DATA TO USE:
--*--

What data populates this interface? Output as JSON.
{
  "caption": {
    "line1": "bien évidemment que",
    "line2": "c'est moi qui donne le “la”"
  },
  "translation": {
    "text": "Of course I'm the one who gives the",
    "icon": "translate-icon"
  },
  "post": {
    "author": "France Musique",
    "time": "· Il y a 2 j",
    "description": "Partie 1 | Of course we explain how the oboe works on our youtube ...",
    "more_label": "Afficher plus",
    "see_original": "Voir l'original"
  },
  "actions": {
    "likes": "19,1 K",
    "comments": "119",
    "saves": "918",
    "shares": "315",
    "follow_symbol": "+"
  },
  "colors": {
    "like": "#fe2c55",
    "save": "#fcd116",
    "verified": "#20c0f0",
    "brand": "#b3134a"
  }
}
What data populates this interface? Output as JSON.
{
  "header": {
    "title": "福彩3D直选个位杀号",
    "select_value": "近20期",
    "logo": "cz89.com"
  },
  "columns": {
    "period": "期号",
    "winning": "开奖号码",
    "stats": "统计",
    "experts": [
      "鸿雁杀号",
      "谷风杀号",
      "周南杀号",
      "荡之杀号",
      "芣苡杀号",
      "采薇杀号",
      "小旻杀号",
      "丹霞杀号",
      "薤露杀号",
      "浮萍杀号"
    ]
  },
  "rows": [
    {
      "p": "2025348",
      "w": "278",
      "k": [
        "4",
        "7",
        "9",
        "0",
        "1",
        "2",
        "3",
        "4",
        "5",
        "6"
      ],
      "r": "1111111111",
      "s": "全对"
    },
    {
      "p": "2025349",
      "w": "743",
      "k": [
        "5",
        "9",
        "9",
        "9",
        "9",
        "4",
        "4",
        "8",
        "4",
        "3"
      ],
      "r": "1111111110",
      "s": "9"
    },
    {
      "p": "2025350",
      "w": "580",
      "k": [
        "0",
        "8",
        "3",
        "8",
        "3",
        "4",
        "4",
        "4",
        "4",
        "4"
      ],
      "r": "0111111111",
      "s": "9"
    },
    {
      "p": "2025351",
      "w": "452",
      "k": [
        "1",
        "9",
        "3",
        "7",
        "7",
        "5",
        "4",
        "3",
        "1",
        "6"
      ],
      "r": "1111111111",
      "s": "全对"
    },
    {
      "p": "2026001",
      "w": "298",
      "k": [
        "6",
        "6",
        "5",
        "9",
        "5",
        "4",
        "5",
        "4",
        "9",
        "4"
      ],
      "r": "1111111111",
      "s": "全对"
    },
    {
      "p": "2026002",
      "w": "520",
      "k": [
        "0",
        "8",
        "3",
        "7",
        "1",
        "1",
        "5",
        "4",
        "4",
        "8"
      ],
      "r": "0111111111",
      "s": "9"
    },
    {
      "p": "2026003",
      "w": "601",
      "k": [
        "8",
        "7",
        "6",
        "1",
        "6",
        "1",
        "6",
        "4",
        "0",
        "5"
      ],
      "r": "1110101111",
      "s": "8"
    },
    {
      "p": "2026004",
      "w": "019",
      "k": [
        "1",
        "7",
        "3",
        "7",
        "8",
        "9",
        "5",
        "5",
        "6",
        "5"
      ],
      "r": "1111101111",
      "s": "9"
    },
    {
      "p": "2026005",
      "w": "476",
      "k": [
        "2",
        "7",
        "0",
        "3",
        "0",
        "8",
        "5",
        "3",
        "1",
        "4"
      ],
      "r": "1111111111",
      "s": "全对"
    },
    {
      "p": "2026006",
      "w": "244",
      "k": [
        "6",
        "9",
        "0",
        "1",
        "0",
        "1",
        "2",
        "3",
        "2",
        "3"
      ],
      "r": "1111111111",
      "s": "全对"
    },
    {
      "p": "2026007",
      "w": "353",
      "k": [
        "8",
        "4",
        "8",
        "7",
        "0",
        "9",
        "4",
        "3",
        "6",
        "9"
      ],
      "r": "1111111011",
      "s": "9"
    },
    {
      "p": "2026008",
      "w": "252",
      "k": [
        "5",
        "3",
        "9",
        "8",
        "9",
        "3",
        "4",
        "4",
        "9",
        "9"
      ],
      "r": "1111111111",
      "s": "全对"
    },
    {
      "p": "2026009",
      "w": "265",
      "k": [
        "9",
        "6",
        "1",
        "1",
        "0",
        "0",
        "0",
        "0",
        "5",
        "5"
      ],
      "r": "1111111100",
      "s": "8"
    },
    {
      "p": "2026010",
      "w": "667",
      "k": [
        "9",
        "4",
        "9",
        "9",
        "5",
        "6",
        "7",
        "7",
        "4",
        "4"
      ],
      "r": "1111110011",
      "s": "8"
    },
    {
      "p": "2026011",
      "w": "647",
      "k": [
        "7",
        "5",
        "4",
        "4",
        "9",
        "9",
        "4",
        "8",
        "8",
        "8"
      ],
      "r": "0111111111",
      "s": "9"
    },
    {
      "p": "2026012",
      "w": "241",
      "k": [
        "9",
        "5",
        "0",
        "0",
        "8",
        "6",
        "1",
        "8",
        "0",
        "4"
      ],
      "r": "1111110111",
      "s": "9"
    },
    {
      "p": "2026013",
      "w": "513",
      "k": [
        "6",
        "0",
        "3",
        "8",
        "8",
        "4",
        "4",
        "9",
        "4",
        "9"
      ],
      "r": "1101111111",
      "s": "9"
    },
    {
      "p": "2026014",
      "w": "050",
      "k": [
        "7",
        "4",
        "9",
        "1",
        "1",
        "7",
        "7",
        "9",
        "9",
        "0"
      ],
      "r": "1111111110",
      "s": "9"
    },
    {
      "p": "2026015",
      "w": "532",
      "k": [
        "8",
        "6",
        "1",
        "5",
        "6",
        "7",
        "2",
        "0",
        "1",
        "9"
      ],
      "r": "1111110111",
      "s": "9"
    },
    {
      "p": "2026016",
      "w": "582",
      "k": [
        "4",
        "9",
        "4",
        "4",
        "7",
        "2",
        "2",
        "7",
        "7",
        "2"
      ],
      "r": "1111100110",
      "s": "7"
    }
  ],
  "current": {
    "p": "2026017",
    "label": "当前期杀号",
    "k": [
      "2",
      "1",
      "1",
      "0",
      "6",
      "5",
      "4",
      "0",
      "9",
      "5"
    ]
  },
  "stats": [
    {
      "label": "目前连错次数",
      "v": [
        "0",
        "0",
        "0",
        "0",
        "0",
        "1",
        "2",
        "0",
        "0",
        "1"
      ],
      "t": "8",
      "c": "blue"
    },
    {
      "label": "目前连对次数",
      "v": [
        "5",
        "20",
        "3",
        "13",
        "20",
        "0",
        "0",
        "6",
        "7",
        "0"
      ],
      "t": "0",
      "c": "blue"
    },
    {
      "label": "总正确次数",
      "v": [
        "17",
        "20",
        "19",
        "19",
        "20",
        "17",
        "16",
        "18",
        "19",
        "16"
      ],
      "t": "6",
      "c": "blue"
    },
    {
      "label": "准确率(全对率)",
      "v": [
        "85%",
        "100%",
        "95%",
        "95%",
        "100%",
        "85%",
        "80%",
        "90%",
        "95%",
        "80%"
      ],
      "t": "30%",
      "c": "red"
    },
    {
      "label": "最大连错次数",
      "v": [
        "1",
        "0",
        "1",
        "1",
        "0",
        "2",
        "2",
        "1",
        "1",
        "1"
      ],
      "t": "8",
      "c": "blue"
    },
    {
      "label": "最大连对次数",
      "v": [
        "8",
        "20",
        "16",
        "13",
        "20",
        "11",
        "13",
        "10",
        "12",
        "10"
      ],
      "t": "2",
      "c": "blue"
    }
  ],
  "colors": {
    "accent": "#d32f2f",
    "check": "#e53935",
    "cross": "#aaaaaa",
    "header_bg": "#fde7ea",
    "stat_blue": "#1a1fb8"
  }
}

--*--

Write the data out again in full and exactly.

FULL RESPONSE:
What data populates this interface? Output as JSON.
{
  "caption": {
    "line1": "bien évidemment que",
    "line2": "c'est moi qui donne le “la”"
  },
  "translation": {
    "text": "Of course I'm the one who gives the",
    "icon": "translate-icon"
  },
  "post": {
    "author": "France Musique",
    "time": "· Il y a 2 j",
    "description": "Partie 1 | Of course we explain how the oboe works on our youtube ...",
    "more_label": "Afficher plus",
    "see_original": "Voir l'original"
  },
  "actions": {
    "likes": "19,1 K",
    "comments": "119",
    "saves": "918",
    "shares": "315",
    "follow_symbol": "+"
  },
  "colors": {
    "like": "#fe2c55",
    "save": "#fcd116",
    "verified": "#20c0f0",
    "brand": "#b3134a"
  }
}
What data populates this interface? Output as JSON.
{
  "header": {
    "title": "福彩3D直选个位杀号",
    "select_value": "近20期",
    "logo": "cz89.com"
  },
  "columns": {
    "period": "期号",
    "winning": "开奖号码",
    "stats": "统计",
    "experts": [
      "鸿雁杀号",
      "谷风杀号",
      "周南杀号",
      "荡之杀号",
      "芣苡杀号",
      "采薇杀号",
      "小旻杀号",
      "丹霞杀号",
      "薤露杀号",
      "浮萍杀号"
    ]
  },
  "rows": [
    {
      "p": "2025348",
      "w": "278",
      "k": [
        "4",
        "7",
        "9",
        "0",
        "1",
        "2",
        "3",
        "4",
        "5",
        "6"
      ],
      "r": "1111111111",
      "s": "全对"
    },
    {
      "p": "2025349",
      "w": "743",
      "k": [
        "5",
        "9",
        "9",
        "9",
        "9",
        "4",
        "4",
        "8",
        "4",
        "3"
      ],
      "r": "1111111110",
      "s": "9"
    },
    {
      "p": "2025350",
      "w": "580",
      "k": [
        "0",
        "8",
        "3",
        "8",
        "3",
        "4",
        "4",
        "4",
        "4",
        "4"
      ],
      "r": "0111111111",
      "s": "9"
    },
    {
      "p": "2025351",
      "w": "452",
      "k": [
        "1",
        "9",
        "3",
        "7",
        "7",
        "5",
        "4",
        "3",
        "1",
        "6"
      ],
      "r": "1111111111",
      "s": "全对"
    },
    {
      "p": "2026001",
      "w": "298",
      "k": [
        "6",
        "6",
        "5",
        "9",
        "5",
        "4",
        "5",
        "4",
        "9",
        "4"
      ],
      "r": "1111111111",
      "s": "全对"
    },
    {
      "p": "2026002",
      "w": "520",
      "k": [
        "0",
        "8",
        "3",
        "7",
        "1",
        "1",
        "5",
        "4",
        "4",
        "8"
      ],
      "r": "0111111111",
      "s": "9"
    },
    {
      "p": "2026003",
      "w": "601",
      "k": [
        "8",
        "7",
        "6",
        "1",
        "6",
        "1",
        "6",
        "4",
        "0",
        "5"
      ],
      "r": "1110101111",
      "s": "8"
    },
    {
      "p": "2026004",
      "w": "019",
      "k": [
        "1",
        "7",
        "3",
        "7",
        "8",
        "9",
        "5",
        "5",
        "6",
        "5"
      ],
      "r": "1111101111",
      "s": "9"
    },
    {
      "p": "2026005",
      "w": "476",
      "k": [
        "2",
        "7",
        "0",
        "3",
        "0",
        "8",
        "5",
        "3",
        "1",
        "4"
      ],
      "r": "1111111111",
      "s": "全对"
    },
    {
      "p": "2026006",
      "w": "244",
      "k": [
        "6",
        "9",
        "0",
        "1",
        "0",
        "1",
        "2",
        "3",
        "2",
        "3"
      ],
      "r": "1111111111",
      "s": "全对"
    },
    {
      "p": "2026007",
      "w": "353",
      "k": [
        "8",
        "4",
        "8",
        "7",
        "0",
        "9",
        "4",
        "3",
        "6",
        "9"
      ],
      "r": "1111111011",
      "s": "9"
    },
    {
      "p": "2026008",
      "w": "252",
      "k": [
        "5",
        "3",
        "9",
        "8",
        "9",
        "3",
        "4",
        "4",
        "9",
        "9"
      ],
      "r": "1111111111",
      "s": "全对"
    },
    {
      "p": "2026009",
      "w": "265",
      "k": [
        "9",
        "6",
        "1",
        "1",
        "0",
        "0",
        "0",
        "0",
        "5",
        "5"
      ],
      "r": "1111111100",
      "s": "8"
    },
    {
      "p": "2026010",
      "w": "667",
      "k": [
        "9",
        "4",
        "9",
        "9",
        "5",
        "6",
        "7",
        "7",
        "4",
        "4"
      ],
      "r": "1111110011",
      "s": "8"
    },
    {
      "p": "2026011",
      "w": "647",
      "k": [
        "7",
        "5",
        "4",
        "4",
        "9",
        "9",
        "4",
        "8",
        "8",
        "8"
      ],
      "r": "0111111111",
      "s": "9"
    },
    {
      "p": "2026012",
      "w": "241",
      "k": [
        "9",
        "5",
        "0",
        "0",
        "8",
        "6",
        "1",
        "8",
        "0",
        "4"
      ],
      "r": "1111110111",
      "s": "9"
    },
    {
      "p": "2026013",
      "w": "513",
      "k": [
        "6",
        "0",
        "3",
        "8",
        "8",
        "4",
        "4",
        "9",
        "4",
        "9"
      ],
      "r": "1101111111",
      "s": "9"
    },
    {
      "p": "2026014",
      "w": "050",
      "k": [
        "7",
        "4",
        "9",
        "1",
        "1",
        "7",
        "7",
        "9",
        "9",
        "0"
      ],
      "r": "1111111110",
      "s": "9"
    },
    {
      "p": "2026015",
      "w": "532",
      "k": [
        "8",
        "6",
        "1",
        "5",
        "6",
        "7",
        "2",
        "0",
        "1",
        "9"
      ],
      "r": "1111110111",
      "s": "9"
    },
    {
      "p": "2026016",
      "w": "582",
      "k": [
        "4",
        "9",
        "4",
        "4",
        "7",
        "2",
        "2",
        "7",
        "7",
        "2"
      ],
      "r": "1111100110",
      "s": "7"
    }
  ],
  "current": {
    "p": "2026017",
    "label": "当前期杀号",
    "k": [
      "2",
      "1",
      "1",
      "0",
      "6",
      "5",
      "4",
      "0",
      "9",
      "5"
    ]
  },
  "stats": [
    {
      "label": "目前连错次数",
      "v": [
        "0",
        "0",
        "0",
        "0",
        "0",
        "1",
        "2",
        "0",
        "0",
        "1"
      ],
      "t": "8",
      "c": "blue"
    },
    {
      "label": "目前连对次数",
      "v": [
        "5",
        "20",
        "3",
        "13",
        "20",
        "0",
        "0",
        "6",
        "7",
        "0"
      ],
      "t": "0",
      "c": "blue"
    },
    {
      "label": "总正确次数",
      "v": [
        "17",
        "20",
        "19",
        "19",
        "20",
        "17",
        "16",
        "18",
        "19",
        "16"
      ],
      "t": "6",
      "c": "blue"
    },
    {
      "label": "准确率(全对率)",
      "v": [
        "85%",
        "100%",
        "95%",
        "95%",
        "100%",
        "85%",
        "80%",
        "90%",
        "95%",
        "80%"
      ],
      "t": "30%",
      "c": "red"
    },
    {
      "label": "最大连错次数",
      "v": [
        "1",
        "0",
        "1",
        "1",
        "0",
        "2",
        "2",
        "1",
        "1",
        "1"
      ],
      "t": "8",
      "c": "blue"
    },
    {
      "label": "最大连对次数",
      "v": [
        "8",
        "20",
        "16",
        "13",
        "20",
        "11",
        "13",
        "10",
        "12",
        "10"
      ],
      "t": "2",
      "c": "blue"
    }
  ],
  "colors": {
    "accent": "#d32f2f",
    "check": "#e53935",
    "cross": "#aaaaaa",
    "header_bg": "#fde7ea",
    "stat_blue": "#1a1fb8"
  }
}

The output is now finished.